JOB: Go through the data below and copy it exactly, skipping every picture.

Extracts from a graphics dataset:

⁂

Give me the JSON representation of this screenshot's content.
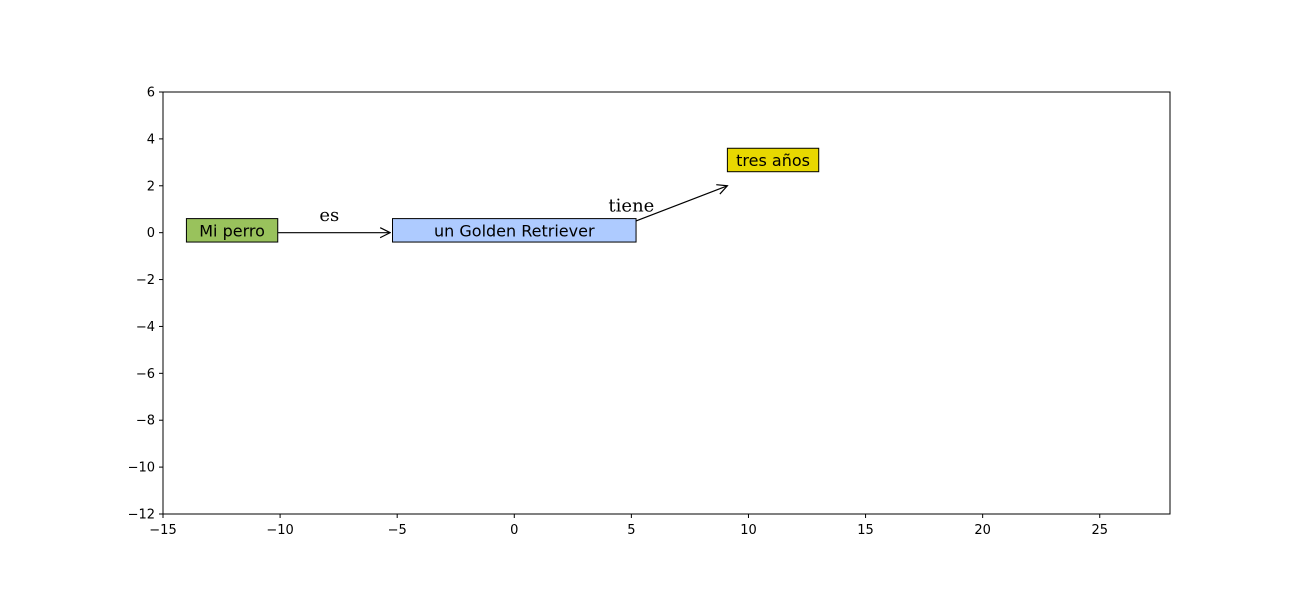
{
  "diagram": {
    "axes": {
      "xlim": [
        -15,
        28
      ],
      "ylim": [
        -12,
        6
      ],
      "x_ticks": [
        {
          "value": -15,
          "label": "−15"
        },
        {
          "value": -10,
          "label": "−10"
        },
        {
          "value": -5,
          "label": "−5"
        },
        {
          "value": 0,
          "label": "0"
        },
        {
          "value": 5,
          "label": "5"
        },
        {
          "value": 10,
          "label": "10"
        },
        {
          "value": 15,
          "label": "15"
        },
        {
          "value": 20,
          "label": "20"
        },
        {
          "value": 25,
          "label": "25"
        }
      ],
      "y_ticks": [
        {
          "value": 6,
          "label": "6"
        },
        {
          "value": 4,
          "label": "4"
        },
        {
          "value": 2,
          "label": "2"
        },
        {
          "value": 0,
          "label": "0"
        },
        {
          "value": -2,
          "label": "−2"
        },
        {
          "value": -4,
          "label": "−4"
        },
        {
          "value": -6,
          "label": "−6"
        },
        {
          "value": -8,
          "label": "−8"
        },
        {
          "value": -10,
          "label": "−10"
        },
        {
          "value": -12,
          "label": "−12"
        }
      ]
    },
    "nodes": [
      {
        "id": "mi-perro",
        "label": "Mi perro",
        "x": [
          -14,
          -10.1
        ],
        "y": [
          -0.4,
          0.6
        ],
        "color": "#99c25c"
      },
      {
        "id": "golden-retriever",
        "label": "un Golden Retriever",
        "x": [
          -5.2,
          5.2
        ],
        "y": [
          -0.4,
          0.6
        ],
        "color": "#aecbff"
      },
      {
        "id": "tres-anos",
        "label": "tres años",
        "x": [
          9.1,
          13
        ],
        "y": [
          2.6,
          3.6
        ],
        "color": "#e8d800"
      }
    ],
    "edges": [
      {
        "id": "es",
        "label": "es",
        "from": [
          -10.1,
          0
        ],
        "to": [
          -5.3,
          0
        ],
        "label_at": [
          -7.9,
          0.5
        ]
      },
      {
        "id": "tiene",
        "label": "tiene",
        "from": [
          5.2,
          0.5
        ],
        "to": [
          9.1,
          2
        ],
        "label_at": [
          5,
          0.9
        ]
      }
    ]
  }
}
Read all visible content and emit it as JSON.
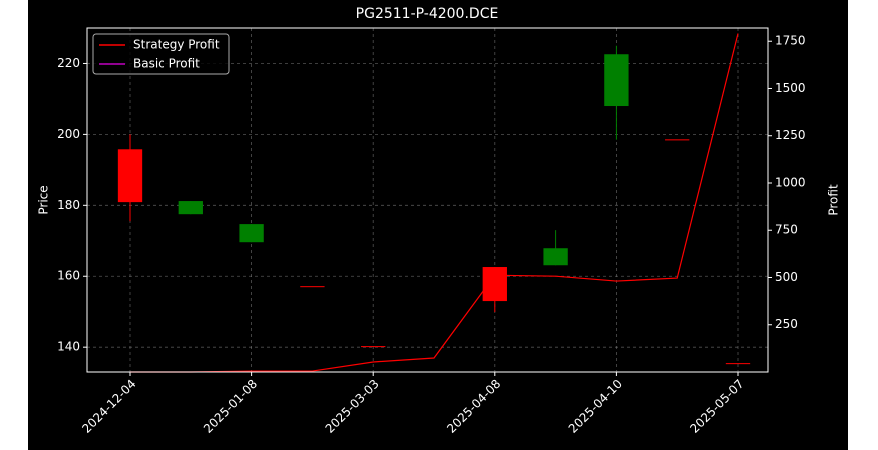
{
  "chart_data": {
    "type": "candlestick",
    "title": "PG2511-P-4200.DCE",
    "y_label": "Price",
    "y2_label": "Profit",
    "categories": [
      "2024-12-04",
      null,
      "2025-01-08",
      null,
      "2025-03-03",
      null,
      "2025-04-08",
      null,
      "2025-04-10",
      null,
      "2025-05-07"
    ],
    "open": [
      180.9,
      181.2,
      174.7,
      157.2,
      140.3,
      null,
      153.0,
      167.9,
      222.6,
      198.6,
      135.5
    ],
    "high": [
      200.0,
      181.2,
      174.7,
      157.2,
      140.3,
      null,
      162.6,
      173.0,
      225.0,
      198.6,
      135.5
    ],
    "low": [
      175.5,
      177.5,
      169.6,
      157.2,
      140.3,
      null,
      149.9,
      163.1,
      198.5,
      198.6,
      135.5
    ],
    "close": [
      195.8,
      177.5,
      169.6,
      157.2,
      140.3,
      null,
      162.6,
      163.1,
      208.0,
      198.6,
      135.5
    ],
    "up_color": "#ff0000",
    "down_color": "#008000",
    "ylim": [
      133,
      230
    ],
    "yticks": [
      140,
      160,
      180,
      200,
      220
    ],
    "y2lim": [
      0,
      1820
    ],
    "y2ticks": [
      250,
      500,
      750,
      1000,
      1250,
      1500,
      1750
    ],
    "series": [
      {
        "name": "Strategy Profit",
        "color": "#ff0000",
        "axis": "y2",
        "values": [
          0,
          0,
          5,
          5,
          53,
          74,
          512,
          507,
          481,
          497,
          1791
        ]
      },
      {
        "name": "Basic Profit",
        "color": "#bf00bf",
        "axis": "y2",
        "values": [
          null,
          null,
          null,
          null,
          null,
          null,
          null,
          null,
          null,
          null,
          null
        ]
      }
    ],
    "grid": true,
    "legend": "upper-left"
  }
}
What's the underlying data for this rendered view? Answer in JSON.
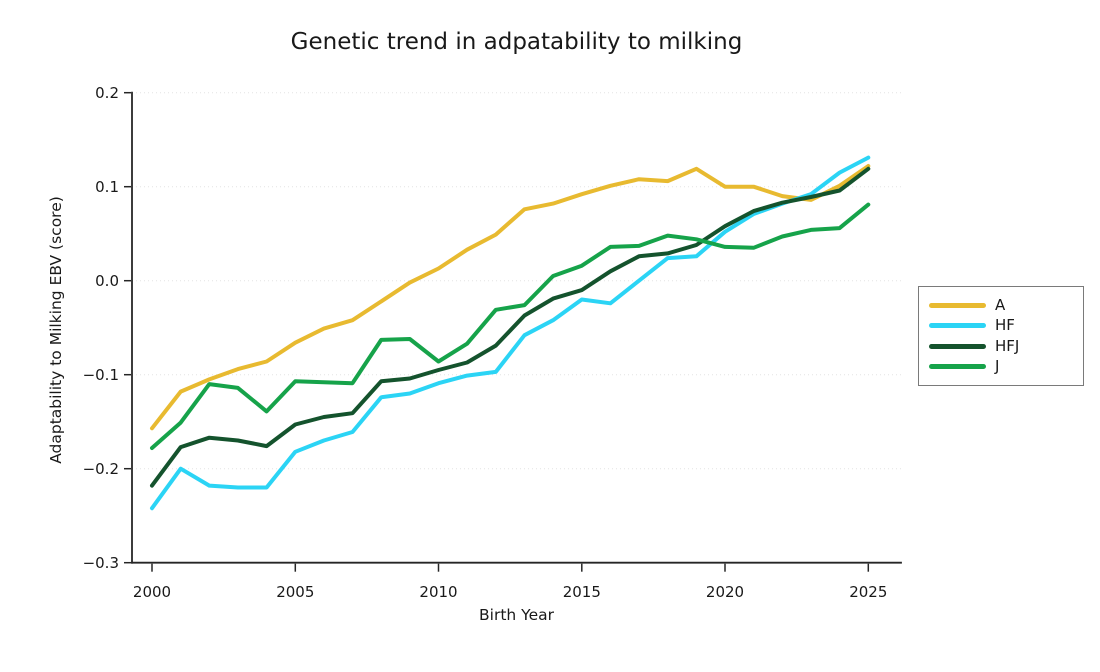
{
  "title": "Genetic trend in adpatability to milking",
  "axes": {
    "x": {
      "label": "Birth Year",
      "tick_labels": [
        "2000",
        "2005",
        "2010",
        "2015",
        "2020",
        "2025"
      ],
      "tick_values": [
        2000,
        2005,
        2010,
        2015,
        2020,
        2025
      ],
      "range": [
        2000,
        2025
      ]
    },
    "y": {
      "label": "Adaptability to Milking EBV (score)",
      "tick_labels": [
        "0.2",
        "0.1",
        "0.0",
        "−0.1",
        "−0.2",
        "−0.3"
      ],
      "tick_values": [
        0.2,
        0.1,
        0.0,
        -0.1,
        -0.2,
        -0.3
      ],
      "range": [
        -0.3,
        0.2
      ]
    }
  },
  "legend": {
    "position": "right",
    "entries": [
      {
        "label": "A"
      },
      {
        "label": "HF"
      },
      {
        "label": "HFJ"
      },
      {
        "label": "J"
      }
    ]
  },
  "chart_data": {
    "type": "line",
    "title": "Genetic trend in adpatability to milking",
    "xlabel": "Birth Year",
    "ylabel": "Adaptability to Milking EBV (score)",
    "xlim": [
      2000,
      2025
    ],
    "ylim": [
      -0.3,
      0.2
    ],
    "grid": "horizontal-dotted",
    "legend_position": "right-outside",
    "x": [
      2000,
      2001,
      2002,
      2003,
      2004,
      2005,
      2006,
      2007,
      2008,
      2009,
      2010,
      2011,
      2012,
      2013,
      2014,
      2015,
      2016,
      2017,
      2018,
      2019,
      2020,
      2021,
      2022,
      2023,
      2024,
      2025
    ],
    "series": [
      {
        "name": "A",
        "color": "#E8BA30",
        "values": [
          -0.157,
          -0.118,
          -0.105,
          -0.094,
          -0.086,
          -0.066,
          -0.051,
          -0.042,
          -0.022,
          -0.002,
          0.013,
          0.033,
          0.049,
          0.076,
          0.082,
          0.092,
          0.101,
          0.108,
          0.106,
          0.119,
          0.1,
          0.1,
          0.09,
          0.086,
          0.101,
          0.122
        ]
      },
      {
        "name": "HF",
        "color": "#2BD4F5",
        "values": [
          -0.242,
          -0.2,
          -0.218,
          -0.22,
          -0.22,
          -0.182,
          -0.17,
          -0.161,
          -0.124,
          -0.12,
          -0.109,
          -0.101,
          -0.097,
          -0.058,
          -0.042,
          -0.02,
          -0.024,
          0.0,
          0.024,
          0.026,
          0.052,
          0.071,
          0.082,
          0.092,
          0.115,
          0.131
        ]
      },
      {
        "name": "HFJ",
        "color": "#14532D",
        "values": [
          -0.218,
          -0.177,
          -0.167,
          -0.17,
          -0.176,
          -0.153,
          -0.145,
          -0.141,
          -0.107,
          -0.104,
          -0.095,
          -0.087,
          -0.069,
          -0.037,
          -0.019,
          -0.01,
          0.01,
          0.026,
          0.029,
          0.038,
          0.058,
          0.074,
          0.083,
          0.089,
          0.096,
          0.119
        ]
      },
      {
        "name": "J",
        "color": "#16A34A",
        "values": [
          -0.178,
          -0.151,
          -0.11,
          -0.114,
          -0.139,
          -0.107,
          -0.108,
          -0.109,
          -0.063,
          -0.062,
          -0.086,
          -0.067,
          -0.031,
          -0.026,
          0.005,
          0.016,
          0.036,
          0.037,
          0.048,
          0.044,
          0.036,
          0.035,
          0.047,
          0.054,
          0.056,
          0.081
        ]
      }
    ]
  }
}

⁂

FINISHED ANSWER:
Give me the JSON representation of this screenshot's content.
{
  "diagram": {
    "axes": {
      "xlim": [
        -15,
        28
      ],
      "ylim": [
        -12,
        6
      ],
      "x_ticks": [
        {
          "value": -15,
          "label": "−15"
        },
        {
          "value": -10,
          "label": "−10"
        },
        {
          "value": -5,
          "label": "−5"
        },
        {
          "value": 0,
          "label": "0"
        },
        {
          "value": 5,
          "label": "5"
        },
        {
          "value": 10,
          "label": "10"
        },
        {
          "value": 15,
          "label": "15"
        },
        {
          "value": 20,
          "label": "20"
        },
        {
          "value": 25,
          "label": "25"
        }
      ],
      "y_ticks": [
        {
          "value": 6,
          "label": "6"
        },
        {
          "value": 4,
          "label": "4"
        },
        {
          "value": 2,
          "label": "2"
        },
        {
          "value": 0,
          "label": "0"
        },
        {
          "value": -2,
          "label": "−2"
        },
        {
          "value": -4,
          "label": "−4"
        },
        {
          "value": -6,
          "label": "−6"
        },
        {
          "value": -8,
          "label": "−8"
        },
        {
          "value": -10,
          "label": "−10"
        },
        {
          "value": -12,
          "label": "−12"
        }
      ]
    },
    "nodes": [
      {
        "id": "mi-perro",
        "label": "Mi perro",
        "x": [
          -14,
          -10.1
        ],
        "y": [
          -0.4,
          0.6
        ],
        "color": "#99c25c"
      },
      {
        "id": "golden-retriever",
        "label": "un Golden Retriever",
        "x": [
          -5.2,
          5.2
        ],
        "y": [
          -0.4,
          0.6
        ],
        "color": "#aecbff"
      },
      {
        "id": "tres-anos",
        "label": "tres años",
        "x": [
          9.1,
          13
        ],
        "y": [
          2.6,
          3.6
        ],
        "color": "#e8d800"
      }
    ],
    "edges": [
      {
        "id": "es",
        "label": "es",
        "from": [
          -10.1,
          0
        ],
        "to": [
          -5.3,
          0
        ],
        "label_at": [
          -7.9,
          0.5
        ]
      },
      {
        "id": "tiene",
        "label": "tiene",
        "from": [
          5.2,
          0.5
        ],
        "to": [
          9.1,
          2
        ],
        "label_at": [
          5,
          0.9
        ]
      }
    ]
  }
}
Read all visible content and emit it as JSON.
{
  "chart_data": {
    "type": "candlestick",
    "title": "PG2511-P-4200.DCE",
    "y_label": "Price",
    "y2_label": "Profit",
    "categories": [
      "2024-12-04",
      null,
      "2025-01-08",
      null,
      "2025-03-03",
      null,
      "2025-04-08",
      null,
      "2025-04-10",
      null,
      "2025-05-07"
    ],
    "open": [
      180.9,
      181.2,
      174.7,
      157.2,
      140.3,
      null,
      153.0,
      167.9,
      222.6,
      198.6,
      135.5
    ],
    "high": [
      200.0,
      181.2,
      174.7,
      157.2,
      140.3,
      null,
      162.6,
      173.0,
      225.0,
      198.6,
      135.5
    ],
    "low": [
      175.5,
      177.5,
      169.6,
      157.2,
      140.3,
      null,
      149.9,
      163.1,
      198.5,
      198.6,
      135.5
    ],
    "close": [
      195.8,
      177.5,
      169.6,
      157.2,
      140.3,
      null,
      162.6,
      163.1,
      208.0,
      198.6,
      135.5
    ],
    "up_color": "#ff0000",
    "down_color": "#008000",
    "ylim": [
      133,
      230
    ],
    "yticks": [
      140,
      160,
      180,
      200,
      220
    ],
    "y2lim": [
      0,
      1820
    ],
    "y2ticks": [
      250,
      500,
      750,
      1000,
      1250,
      1500,
      1750
    ],
    "series": [
      {
        "name": "Strategy Profit",
        "color": "#ff0000",
        "axis": "y2",
        "values": [
          0,
          0,
          5,
          5,
          53,
          74,
          512,
          507,
          481,
          497,
          1791
        ]
      },
      {
        "name": "Basic Profit",
        "color": "#bf00bf",
        "axis": "y2",
        "values": [
          null,
          null,
          null,
          null,
          null,
          null,
          null,
          null,
          null,
          null,
          null
        ]
      }
    ],
    "grid": true,
    "legend": "upper-left"
  }
}
What's the underlying data for this rendered view? Answer in JSON.
{
  "title": "Genetic trend in adpatability to milking",
  "axes": {
    "x": {
      "label": "Birth Year",
      "tick_labels": [
        "2000",
        "2005",
        "2010",
        "2015",
        "2020",
        "2025"
      ],
      "tick_values": [
        2000,
        2005,
        2010,
        2015,
        2020,
        2025
      ],
      "range": [
        2000,
        2025
      ]
    },
    "y": {
      "label": "Adaptability to Milking EBV (score)",
      "tick_labels": [
        "0.2",
        "0.1",
        "0.0",
        "−0.1",
        "−0.2",
        "−0.3"
      ],
      "tick_values": [
        0.2,
        0.1,
        0.0,
        -0.1,
        -0.2,
        -0.3
      ],
      "range": [
        -0.3,
        0.2
      ]
    }
  },
  "legend": {
    "position": "right",
    "entries": [
      {
        "label": "A"
      },
      {
        "label": "HF"
      },
      {
        "label": "HFJ"
      },
      {
        "label": "J"
      }
    ]
  },
  "chart_data": {
    "type": "line",
    "title": "Genetic trend in adpatability to milking",
    "xlabel": "Birth Year",
    "ylabel": "Adaptability to Milking EBV (score)",
    "xlim": [
      2000,
      2025
    ],
    "ylim": [
      -0.3,
      0.2
    ],
    "grid": "horizontal-dotted",
    "legend_position": "right-outside",
    "x": [
      2000,
      2001,
      2002,
      2003,
      2004,
      2005,
      2006,
      2007,
      2008,
      2009,
      2010,
      2011,
      2012,
      2013,
      2014,
      2015,
      2016,
      2017,
      2018,
      2019,
      2020,
      2021,
      2022,
      2023,
      2024,
      2025
    ],
    "series": [
      {
        "name": "A",
        "color": "#E8BA30",
        "values": [
          -0.157,
          -0.118,
          -0.105,
          -0.094,
          -0.086,
          -0.066,
          -0.051,
          -0.042,
          -0.022,
          -0.002,
          0.013,
          0.033,
          0.049,
          0.076,
          0.082,
          0.092,
          0.101,
          0.108,
          0.106,
          0.119,
          0.1,
          0.1,
          0.09,
          0.086,
          0.101,
          0.122
        ]
      },
      {
        "name": "HF",
        "color": "#2BD4F5",
        "values": [
          -0.242,
          -0.2,
          -0.218,
          -0.22,
          -0.22,
          -0.182,
          -0.17,
          -0.161,
          -0.124,
          -0.12,
          -0.109,
          -0.101,
          -0.097,
          -0.058,
          -0.042,
          -0.02,
          -0.024,
          0.0,
          0.024,
          0.026,
          0.052,
          0.071,
          0.082,
          0.092,
          0.115,
          0.131
        ]
      },
      {
        "name": "HFJ",
        "color": "#14532D",
        "values": [
          -0.218,
          -0.177,
          -0.167,
          -0.17,
          -0.176,
          -0.153,
          -0.145,
          -0.141,
          -0.107,
          -0.104,
          -0.095,
          -0.087,
          -0.069,
          -0.037,
          -0.019,
          -0.01,
          0.01,
          0.026,
          0.029,
          0.038,
          0.058,
          0.074,
          0.083,
          0.089,
          0.096,
          0.119
        ]
      },
      {
        "name": "J",
        "color": "#16A34A",
        "values": [
          -0.178,
          -0.151,
          -0.11,
          -0.114,
          -0.139,
          -0.107,
          -0.108,
          -0.109,
          -0.063,
          -0.062,
          -0.086,
          -0.067,
          -0.031,
          -0.026,
          0.005,
          0.016,
          0.036,
          0.037,
          0.048,
          0.044,
          0.036,
          0.035,
          0.047,
          0.054,
          0.056,
          0.081
        ]
      }
    ]
  }
}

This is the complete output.